Retype all of the listing exactly, passing over any picture you find.

-- Start of Records to use --

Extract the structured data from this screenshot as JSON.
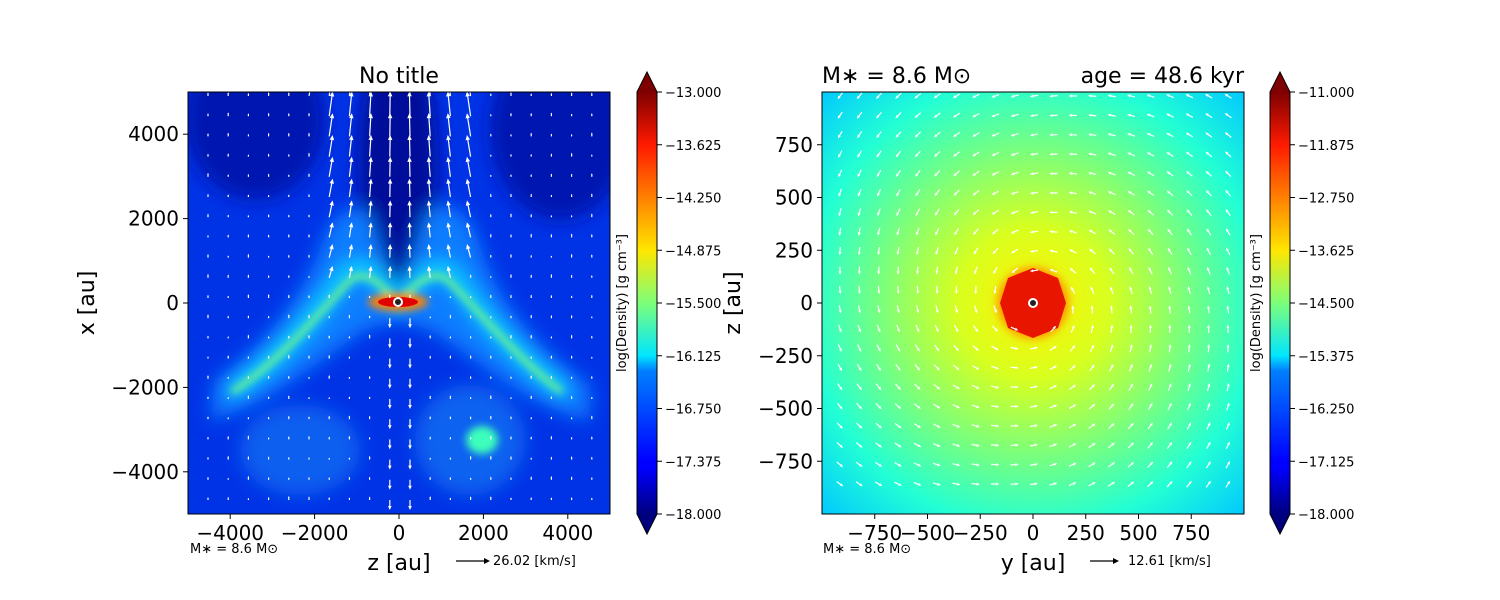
{
  "chart_data": [
    {
      "type": "heatmap",
      "title": "No title",
      "title_left": "",
      "title_right": "",
      "xlabel": "z [au]",
      "ylabel": "x [au]",
      "xlim": [
        -5000,
        5000
      ],
      "ylim": [
        -5000,
        5000
      ],
      "xticks": [
        -4000,
        -2000,
        0,
        2000,
        4000
      ],
      "yticks": [
        -4000,
        -2000,
        0,
        2000,
        4000
      ],
      "xtick_labels": [
        "−4000",
        "−2000",
        "0",
        "2000",
        "4000"
      ],
      "ytick_labels": [
        "−4000",
        "−2000",
        "0",
        "2000",
        "4000"
      ],
      "colorbar": {
        "label": "log(Density) [g cm⁻³]",
        "min": -18.0,
        "max": -13.0,
        "ticks": [
          -13.0,
          -13.625,
          -14.25,
          -14.875,
          -15.5,
          -16.125,
          -16.75,
          -17.375,
          -18.0
        ],
        "tick_labels": [
          "−13.000",
          "−13.625",
          "−14.250",
          "−14.875",
          "−15.500",
          "−16.125",
          "−16.750",
          "−17.375",
          "−18.000"
        ],
        "colormap": "jet"
      },
      "mass_note": "M∗ = 8.6 M⊙",
      "quiver_key": "26.02 [km/s]",
      "features": {
        "background_level": -17.6,
        "sink_position": [
          0,
          0
        ],
        "clump_position": [
          2000,
          -3300
        ],
        "outflow_cone": "vertical, velocity vectors pointing toward +x above the sink"
      }
    },
    {
      "type": "heatmap",
      "title": "",
      "title_left": "M∗ = 8.6 M⊙",
      "title_right": "age = 48.6 kyr",
      "xlabel": "y [au]",
      "ylabel": "z [au]",
      "xlim": [
        -1000,
        1000
      ],
      "ylim": [
        -1000,
        1000
      ],
      "xticks": [
        -750,
        -500,
        -250,
        0,
        250,
        500,
        750
      ],
      "yticks": [
        -750,
        -500,
        -250,
        0,
        250,
        500,
        750
      ],
      "xtick_labels": [
        "−750",
        "−500",
        "−250",
        "0",
        "250",
        "500",
        "750"
      ],
      "ytick_labels": [
        "−750",
        "−500",
        "−250",
        "0",
        "250",
        "500",
        "750"
      ],
      "colorbar": {
        "label": "log(Density) [g cm⁻³]",
        "min": -18.0,
        "max": -11.0,
        "ticks": [
          -11.0,
          -11.875,
          -12.75,
          -13.625,
          -14.5,
          -15.375,
          -16.25,
          -17.125,
          -18.0
        ],
        "tick_labels": [
          "−11.000",
          "−11.875",
          "−12.750",
          "−13.625",
          "−14.500",
          "−15.375",
          "−16.250",
          "−17.125",
          "−18.000"
        ],
        "colormap": "jet"
      },
      "mass_note": "M∗ = 8.6 M⊙",
      "quiver_key": "12.61 [km/s]",
      "features": {
        "sink_position": [
          0,
          0
        ],
        "peak_level": -11.3,
        "edge_level": -15.8,
        "flow": "counter-clockwise rotation around sink"
      }
    }
  ]
}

-- End of Records to use --

The solution:
Extract the structured data from this screenshot as JSON.
{
  "chart_data": [
    {
      "type": "heatmap",
      "title": "No title",
      "title_left": "",
      "title_right": "",
      "xlabel": "z [au]",
      "ylabel": "x [au]",
      "xlim": [
        -5000,
        5000
      ],
      "ylim": [
        -5000,
        5000
      ],
      "xticks": [
        -4000,
        -2000,
        0,
        2000,
        4000
      ],
      "yticks": [
        -4000,
        -2000,
        0,
        2000,
        4000
      ],
      "xtick_labels": [
        "−4000",
        "−2000",
        "0",
        "2000",
        "4000"
      ],
      "ytick_labels": [
        "−4000",
        "−2000",
        "0",
        "2000",
        "4000"
      ],
      "colorbar": {
        "label": "log(Density) [g cm⁻³]",
        "min": -18.0,
        "max": -13.0,
        "ticks": [
          -13.0,
          -13.625,
          -14.25,
          -14.875,
          -15.5,
          -16.125,
          -16.75,
          -17.375,
          -18.0
        ],
        "tick_labels": [
          "−13.000",
          "−13.625",
          "−14.250",
          "−14.875",
          "−15.500",
          "−16.125",
          "−16.750",
          "−17.375",
          "−18.000"
        ],
        "colormap": "jet"
      },
      "mass_note": "M∗ = 8.6 M⊙",
      "quiver_key": "26.02 [km/s]",
      "features": {
        "background_level": -17.6,
        "sink_position": [
          0,
          0
        ],
        "clump_position": [
          2000,
          -3300
        ],
        "outflow_cone": "vertical, velocity vectors pointing toward +x above the sink"
      }
    },
    {
      "type": "heatmap",
      "title": "",
      "title_left": "M∗ = 8.6 M⊙",
      "title_right": "age = 48.6 kyr",
      "xlabel": "y [au]",
      "ylabel": "z [au]",
      "xlim": [
        -1000,
        1000
      ],
      "ylim": [
        -1000,
        1000
      ],
      "xticks": [
        -750,
        -500,
        -250,
        0,
        250,
        500,
        750
      ],
      "yticks": [
        -750,
        -500,
        -250,
        0,
        250,
        500,
        750
      ],
      "xtick_labels": [
        "−750",
        "−500",
        "−250",
        "0",
        "250",
        "500",
        "750"
      ],
      "ytick_labels": [
        "−750",
        "−500",
        "−250",
        "0",
        "250",
        "500",
        "750"
      ],
      "colorbar": {
        "label": "log(Density) [g cm⁻³]",
        "min": -18.0,
        "max": -11.0,
        "ticks": [
          -11.0,
          -11.875,
          -12.75,
          -13.625,
          -14.5,
          -15.375,
          -16.25,
          -17.125,
          -18.0
        ],
        "tick_labels": [
          "−11.000",
          "−11.875",
          "−12.750",
          "−13.625",
          "−14.500",
          "−15.375",
          "−16.250",
          "−17.125",
          "−18.000"
        ],
        "colormap": "jet"
      },
      "mass_note": "M∗ = 8.6 M⊙",
      "quiver_key": "12.61 [km/s]",
      "features": {
        "sink_position": [
          0,
          0
        ],
        "peak_level": -11.3,
        "edge_level": -15.8,
        "flow": "counter-clockwise rotation around sink"
      }
    }
  ]
}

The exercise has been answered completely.